> _WHAT IS BEING ASKED_
Please give the listing again in its entirety, exactly as written.

──────── SUPPLIED ENTRIES

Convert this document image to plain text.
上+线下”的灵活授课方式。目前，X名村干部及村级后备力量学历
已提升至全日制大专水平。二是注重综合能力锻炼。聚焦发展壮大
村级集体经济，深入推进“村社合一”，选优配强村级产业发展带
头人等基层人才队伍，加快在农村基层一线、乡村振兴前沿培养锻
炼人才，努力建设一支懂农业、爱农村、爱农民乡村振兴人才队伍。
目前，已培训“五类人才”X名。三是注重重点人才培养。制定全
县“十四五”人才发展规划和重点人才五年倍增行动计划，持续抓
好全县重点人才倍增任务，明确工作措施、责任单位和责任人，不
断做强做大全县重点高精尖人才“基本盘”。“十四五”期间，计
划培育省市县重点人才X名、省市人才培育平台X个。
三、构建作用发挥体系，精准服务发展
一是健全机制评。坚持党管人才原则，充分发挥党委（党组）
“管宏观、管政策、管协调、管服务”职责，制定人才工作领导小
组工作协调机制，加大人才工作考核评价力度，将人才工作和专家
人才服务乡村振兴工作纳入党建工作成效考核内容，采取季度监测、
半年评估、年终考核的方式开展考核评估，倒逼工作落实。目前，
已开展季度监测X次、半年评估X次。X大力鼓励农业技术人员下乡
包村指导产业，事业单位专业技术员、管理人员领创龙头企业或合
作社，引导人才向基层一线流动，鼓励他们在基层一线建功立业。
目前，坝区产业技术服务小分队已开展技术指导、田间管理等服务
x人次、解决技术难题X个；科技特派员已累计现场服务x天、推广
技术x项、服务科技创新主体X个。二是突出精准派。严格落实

────────────────

> _TASK ANSWER_
Convert this document image to plain text.
上+线下”的灵活授课方式。目前，X名村干部及村级后备力量学历
已提升至全日制大专水平。二是注重综合能力锻炼。聚焦发展壮大
村级集体经济，深入推进“村社合一”，选优配强村级产业发展带
头人等基层人才队伍，加快在农村基层一线、乡村振兴前沿培养锻
炼人才，努力建设一支懂农业、爱农村、爱农民乡村振兴人才队伍。
目前，已培训“五类人才”X名。三是注重重点人才培养。制定全
县“十四五”人才发展规划和重点人才五年倍增行动计划，持续抓
好全县重点人才倍增任务，明确工作措施、责任单位和责任人，不
断做强做大全县重点高精尖人才“基本盘”。“十四五”期间，计
划培育省市县重点人才X名、省市人才培育平台X个。
三、构建作用发挥体系，精准服务发展
一是健全机制评。坚持党管人才原则，充分发挥党委（党组）
“管宏观、管政策、管协调、管服务”职责，制定人才工作领导小
组工作协调机制，加大人才工作考核评价力度，将人才工作和专家
人才服务乡村振兴工作纳入党建工作成效考核内容，采取季度监测、
半年评估、年终考核的方式开展考核评估，倒逼工作落实。目前，
已开展季度监测X次、半年评估X次。X大力鼓励农业技术人员下乡
包村指导产业，事业单位专业技术员、管理人员领创龙头企业或合
作社，引导人才向基层一线流动，鼓励他们在基层一线建功立业。
目前，坝区产业技术服务小分队已开展技术指导、田间管理等服务
x人次、解决技术难题X个；科技特派员已累计现场服务x天、推广
技术x项、服务科技创新主体X个。二是突出精准派。严格落实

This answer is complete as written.